• _What you have to do_
Count the lines below that contain the word "image" and give only the number.

— START Records provided —

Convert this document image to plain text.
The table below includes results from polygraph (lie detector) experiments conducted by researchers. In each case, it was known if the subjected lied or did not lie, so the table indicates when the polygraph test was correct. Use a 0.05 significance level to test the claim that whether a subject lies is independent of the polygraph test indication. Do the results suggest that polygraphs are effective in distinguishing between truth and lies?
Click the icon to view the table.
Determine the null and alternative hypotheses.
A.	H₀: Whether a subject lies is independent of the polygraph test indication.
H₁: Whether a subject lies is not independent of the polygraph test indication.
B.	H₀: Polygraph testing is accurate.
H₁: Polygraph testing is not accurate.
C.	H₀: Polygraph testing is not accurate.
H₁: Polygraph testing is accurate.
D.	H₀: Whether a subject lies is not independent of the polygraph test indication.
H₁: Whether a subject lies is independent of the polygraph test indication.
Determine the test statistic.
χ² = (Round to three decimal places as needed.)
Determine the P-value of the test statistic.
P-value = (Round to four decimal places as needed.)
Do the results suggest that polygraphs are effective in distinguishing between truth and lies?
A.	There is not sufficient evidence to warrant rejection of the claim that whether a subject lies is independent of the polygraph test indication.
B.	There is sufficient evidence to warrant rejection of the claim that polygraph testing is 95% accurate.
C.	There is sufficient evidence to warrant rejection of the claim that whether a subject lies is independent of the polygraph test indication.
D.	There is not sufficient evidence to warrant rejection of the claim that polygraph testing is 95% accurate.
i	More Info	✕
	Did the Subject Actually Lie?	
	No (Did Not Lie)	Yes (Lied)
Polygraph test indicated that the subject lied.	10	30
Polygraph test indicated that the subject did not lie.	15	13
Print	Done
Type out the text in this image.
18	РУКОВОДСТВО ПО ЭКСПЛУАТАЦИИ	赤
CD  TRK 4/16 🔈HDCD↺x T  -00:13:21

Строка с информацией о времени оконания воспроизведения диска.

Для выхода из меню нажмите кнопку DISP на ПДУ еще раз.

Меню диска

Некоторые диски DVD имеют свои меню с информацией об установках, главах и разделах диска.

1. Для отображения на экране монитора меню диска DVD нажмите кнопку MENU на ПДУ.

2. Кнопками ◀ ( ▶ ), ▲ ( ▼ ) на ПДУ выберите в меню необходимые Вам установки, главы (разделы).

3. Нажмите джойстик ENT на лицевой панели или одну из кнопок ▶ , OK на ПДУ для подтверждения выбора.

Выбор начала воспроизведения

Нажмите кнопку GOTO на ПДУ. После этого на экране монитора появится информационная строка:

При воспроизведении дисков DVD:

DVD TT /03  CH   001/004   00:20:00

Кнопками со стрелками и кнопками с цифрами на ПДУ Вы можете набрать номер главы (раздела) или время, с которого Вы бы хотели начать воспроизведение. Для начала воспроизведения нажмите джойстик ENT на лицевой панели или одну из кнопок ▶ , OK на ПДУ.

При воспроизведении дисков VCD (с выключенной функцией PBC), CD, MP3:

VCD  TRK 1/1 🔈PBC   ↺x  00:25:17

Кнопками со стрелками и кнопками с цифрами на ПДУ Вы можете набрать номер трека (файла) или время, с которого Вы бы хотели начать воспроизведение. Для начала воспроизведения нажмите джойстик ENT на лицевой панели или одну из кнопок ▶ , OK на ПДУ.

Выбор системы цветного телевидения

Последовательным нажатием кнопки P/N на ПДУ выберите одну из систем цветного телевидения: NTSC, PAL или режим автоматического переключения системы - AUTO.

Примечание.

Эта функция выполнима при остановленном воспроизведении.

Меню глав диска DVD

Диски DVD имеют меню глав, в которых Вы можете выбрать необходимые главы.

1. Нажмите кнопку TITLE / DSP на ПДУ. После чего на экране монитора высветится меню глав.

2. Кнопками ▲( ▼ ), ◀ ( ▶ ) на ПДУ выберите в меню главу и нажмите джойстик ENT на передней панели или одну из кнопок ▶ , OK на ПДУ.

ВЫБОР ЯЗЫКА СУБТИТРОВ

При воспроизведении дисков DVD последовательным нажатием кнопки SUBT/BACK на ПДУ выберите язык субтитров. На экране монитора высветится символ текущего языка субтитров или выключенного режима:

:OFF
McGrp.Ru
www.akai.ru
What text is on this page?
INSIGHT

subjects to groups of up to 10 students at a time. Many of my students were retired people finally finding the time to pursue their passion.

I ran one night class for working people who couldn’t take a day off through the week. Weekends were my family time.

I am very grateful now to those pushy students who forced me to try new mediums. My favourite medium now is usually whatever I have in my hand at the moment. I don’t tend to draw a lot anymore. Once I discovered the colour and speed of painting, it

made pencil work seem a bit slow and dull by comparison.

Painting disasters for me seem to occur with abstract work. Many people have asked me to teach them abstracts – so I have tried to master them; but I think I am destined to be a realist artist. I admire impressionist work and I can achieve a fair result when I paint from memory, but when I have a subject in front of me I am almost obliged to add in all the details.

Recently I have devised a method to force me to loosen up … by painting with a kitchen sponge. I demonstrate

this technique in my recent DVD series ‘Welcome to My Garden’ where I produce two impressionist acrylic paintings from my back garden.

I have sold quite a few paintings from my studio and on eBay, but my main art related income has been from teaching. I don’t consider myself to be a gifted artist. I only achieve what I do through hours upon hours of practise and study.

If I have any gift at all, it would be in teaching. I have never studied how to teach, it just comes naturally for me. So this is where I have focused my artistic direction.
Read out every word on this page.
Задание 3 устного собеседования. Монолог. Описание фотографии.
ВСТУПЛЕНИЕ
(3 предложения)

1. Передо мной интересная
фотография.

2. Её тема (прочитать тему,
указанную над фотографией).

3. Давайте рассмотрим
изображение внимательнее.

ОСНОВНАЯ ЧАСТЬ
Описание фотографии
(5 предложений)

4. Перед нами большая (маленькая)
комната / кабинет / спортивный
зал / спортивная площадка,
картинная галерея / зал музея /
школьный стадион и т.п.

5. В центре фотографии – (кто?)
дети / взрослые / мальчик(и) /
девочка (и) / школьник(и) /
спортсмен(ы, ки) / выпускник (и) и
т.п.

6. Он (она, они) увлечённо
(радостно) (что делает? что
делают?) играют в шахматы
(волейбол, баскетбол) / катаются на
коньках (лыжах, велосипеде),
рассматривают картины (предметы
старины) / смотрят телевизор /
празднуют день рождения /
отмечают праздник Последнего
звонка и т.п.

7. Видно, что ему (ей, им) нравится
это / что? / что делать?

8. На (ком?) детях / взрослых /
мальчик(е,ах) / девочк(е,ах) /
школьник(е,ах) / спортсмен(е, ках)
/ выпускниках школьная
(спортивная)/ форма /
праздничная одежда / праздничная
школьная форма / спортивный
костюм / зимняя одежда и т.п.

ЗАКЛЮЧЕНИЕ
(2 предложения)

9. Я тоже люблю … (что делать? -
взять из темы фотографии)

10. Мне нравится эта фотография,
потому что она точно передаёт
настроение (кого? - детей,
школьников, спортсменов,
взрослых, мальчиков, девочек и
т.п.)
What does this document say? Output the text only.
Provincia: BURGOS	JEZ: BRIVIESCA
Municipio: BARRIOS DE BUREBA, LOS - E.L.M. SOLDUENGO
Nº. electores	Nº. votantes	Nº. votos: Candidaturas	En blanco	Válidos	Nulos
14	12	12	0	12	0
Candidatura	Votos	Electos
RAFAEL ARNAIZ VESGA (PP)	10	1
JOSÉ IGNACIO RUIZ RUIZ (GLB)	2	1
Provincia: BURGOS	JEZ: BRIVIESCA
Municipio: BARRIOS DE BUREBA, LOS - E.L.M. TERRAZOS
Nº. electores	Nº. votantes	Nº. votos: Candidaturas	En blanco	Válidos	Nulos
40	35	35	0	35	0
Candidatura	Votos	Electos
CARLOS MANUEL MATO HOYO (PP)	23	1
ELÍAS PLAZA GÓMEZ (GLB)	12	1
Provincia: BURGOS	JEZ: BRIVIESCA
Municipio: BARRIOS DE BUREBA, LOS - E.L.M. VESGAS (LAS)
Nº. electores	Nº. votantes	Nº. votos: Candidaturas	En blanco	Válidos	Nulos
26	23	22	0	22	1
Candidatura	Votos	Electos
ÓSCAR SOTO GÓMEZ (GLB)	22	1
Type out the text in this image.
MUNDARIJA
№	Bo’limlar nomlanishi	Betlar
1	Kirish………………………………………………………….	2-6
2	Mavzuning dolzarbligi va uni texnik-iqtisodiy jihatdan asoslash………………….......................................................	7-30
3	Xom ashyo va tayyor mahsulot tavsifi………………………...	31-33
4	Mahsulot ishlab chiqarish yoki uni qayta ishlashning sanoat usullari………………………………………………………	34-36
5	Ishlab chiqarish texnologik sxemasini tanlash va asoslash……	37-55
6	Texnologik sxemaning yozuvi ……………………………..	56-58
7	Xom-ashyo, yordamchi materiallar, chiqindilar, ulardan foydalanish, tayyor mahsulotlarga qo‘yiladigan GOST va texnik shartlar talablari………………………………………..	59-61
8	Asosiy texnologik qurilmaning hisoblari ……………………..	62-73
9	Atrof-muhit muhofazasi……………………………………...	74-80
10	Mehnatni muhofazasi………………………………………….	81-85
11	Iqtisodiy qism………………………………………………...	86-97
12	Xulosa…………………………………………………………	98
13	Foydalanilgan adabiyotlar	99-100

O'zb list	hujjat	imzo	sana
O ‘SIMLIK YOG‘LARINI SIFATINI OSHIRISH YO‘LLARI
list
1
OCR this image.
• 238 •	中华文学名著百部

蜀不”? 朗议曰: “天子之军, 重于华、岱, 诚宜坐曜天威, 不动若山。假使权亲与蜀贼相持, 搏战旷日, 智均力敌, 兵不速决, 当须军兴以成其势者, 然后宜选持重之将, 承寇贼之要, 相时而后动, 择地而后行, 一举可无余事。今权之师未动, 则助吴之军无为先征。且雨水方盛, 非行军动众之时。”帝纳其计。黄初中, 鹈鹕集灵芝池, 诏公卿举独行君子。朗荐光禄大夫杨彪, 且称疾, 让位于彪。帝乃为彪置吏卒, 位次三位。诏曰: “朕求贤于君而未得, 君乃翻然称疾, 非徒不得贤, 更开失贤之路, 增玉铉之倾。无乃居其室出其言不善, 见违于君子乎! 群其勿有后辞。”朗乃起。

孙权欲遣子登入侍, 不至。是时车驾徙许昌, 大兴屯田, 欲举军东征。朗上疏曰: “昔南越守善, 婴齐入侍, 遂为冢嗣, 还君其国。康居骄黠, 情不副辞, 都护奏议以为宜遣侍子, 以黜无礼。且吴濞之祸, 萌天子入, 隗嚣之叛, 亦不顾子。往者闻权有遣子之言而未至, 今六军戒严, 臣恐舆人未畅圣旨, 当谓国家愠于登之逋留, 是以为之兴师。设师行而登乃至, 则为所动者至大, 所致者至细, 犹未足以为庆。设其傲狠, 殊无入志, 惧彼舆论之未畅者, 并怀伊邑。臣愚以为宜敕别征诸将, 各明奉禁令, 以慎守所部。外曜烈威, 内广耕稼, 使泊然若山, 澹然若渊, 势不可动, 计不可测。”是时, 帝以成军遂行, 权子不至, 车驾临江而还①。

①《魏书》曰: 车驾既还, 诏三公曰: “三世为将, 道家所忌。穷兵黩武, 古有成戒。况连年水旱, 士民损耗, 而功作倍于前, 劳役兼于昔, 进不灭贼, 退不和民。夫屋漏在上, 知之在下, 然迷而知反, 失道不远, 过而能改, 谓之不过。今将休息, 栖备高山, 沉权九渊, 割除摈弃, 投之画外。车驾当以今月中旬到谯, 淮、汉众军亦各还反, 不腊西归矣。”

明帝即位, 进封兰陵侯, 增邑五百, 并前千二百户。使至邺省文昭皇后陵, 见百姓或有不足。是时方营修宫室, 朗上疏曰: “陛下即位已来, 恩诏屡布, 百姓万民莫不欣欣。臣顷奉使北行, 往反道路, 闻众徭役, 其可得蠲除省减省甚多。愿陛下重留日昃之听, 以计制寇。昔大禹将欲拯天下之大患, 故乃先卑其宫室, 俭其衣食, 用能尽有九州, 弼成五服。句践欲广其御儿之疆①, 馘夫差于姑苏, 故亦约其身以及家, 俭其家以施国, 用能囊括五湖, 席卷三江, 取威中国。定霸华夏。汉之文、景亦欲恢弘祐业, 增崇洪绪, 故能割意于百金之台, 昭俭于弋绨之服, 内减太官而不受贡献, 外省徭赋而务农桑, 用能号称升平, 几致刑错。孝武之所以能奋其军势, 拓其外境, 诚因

— END Records provided —

• _Written reply_
4